Work to do: Duplicate the entries from the line with "grid-lines bbox=[82, 79, 740, 431]" up to and including the line with "eurostat-ribbon-graphic bbox=[655, 460, 803, 550]", keeping each one as it stands.

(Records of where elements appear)
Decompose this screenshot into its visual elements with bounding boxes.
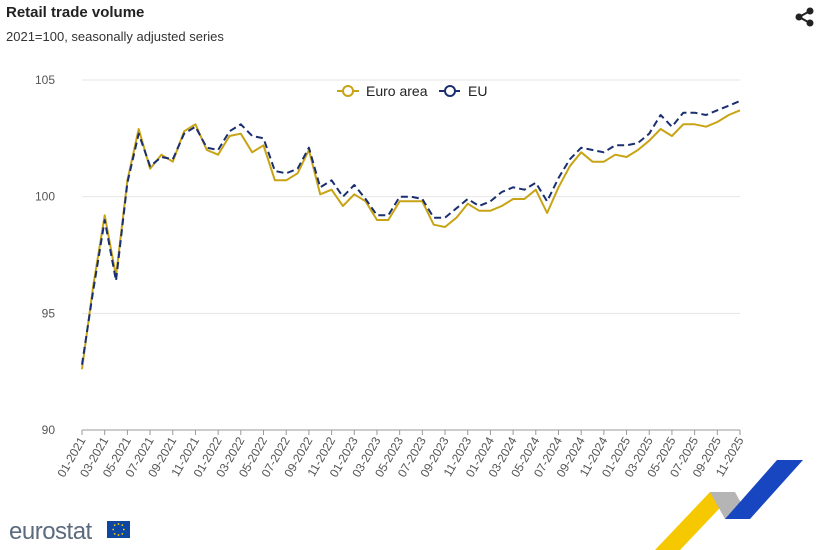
grid-lines bbox=[82, 79, 740, 431]
eu-flag-icon bbox=[107, 521, 130, 538]
y-axis-ticks: 90 95 100 105 bbox=[35, 73, 55, 437]
series-lines bbox=[81, 100, 741, 370]
y-tick-label: 95 bbox=[42, 306, 56, 320]
eurostat-wordmark: eurostat bbox=[9, 518, 92, 545]
series-line-eu[interactable] bbox=[81, 100, 741, 365]
y-tick-label: 90 bbox=[42, 423, 56, 437]
eurostat-ribbon-graphic bbox=[655, 460, 803, 550]
legend-label[interactable]: EU bbox=[468, 83, 487, 99]
share-icon[interactable] bbox=[794, 7, 816, 27]
y-tick-label: 100 bbox=[35, 190, 55, 204]
chart-title: Retail trade volume bbox=[6, 4, 145, 21]
legend-label[interactable]: Euro area bbox=[366, 83, 428, 99]
legend: Euro area EU bbox=[337, 83, 487, 99]
legend-marker bbox=[444, 85, 456, 97]
x-axis-ticks: 01-202103-202105-202107-202109-202111-20… bbox=[54, 430, 747, 480]
legend-marker bbox=[342, 85, 354, 97]
series-line-euro-area[interactable] bbox=[81, 109, 741, 370]
chart-subtitle: 2021=100, seasonally adjusted series bbox=[6, 29, 224, 44]
y-tick-label: 105 bbox=[35, 73, 55, 87]
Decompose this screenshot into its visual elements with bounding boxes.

Result for this exercise:
grid-lines bbox=[82, 79, 740, 431]
eu-flag-icon bbox=[107, 521, 130, 538]
y-axis-ticks: 90 95 100 105 bbox=[35, 73, 55, 437]
series-lines bbox=[81, 100, 741, 370]
y-tick-label: 95 bbox=[42, 306, 56, 320]
eurostat-wordmark: eurostat bbox=[9, 518, 92, 545]
series-line-eu[interactable] bbox=[81, 100, 741, 365]
y-tick-label: 90 bbox=[42, 423, 56, 437]
eurostat-ribbon-graphic bbox=[655, 460, 803, 550]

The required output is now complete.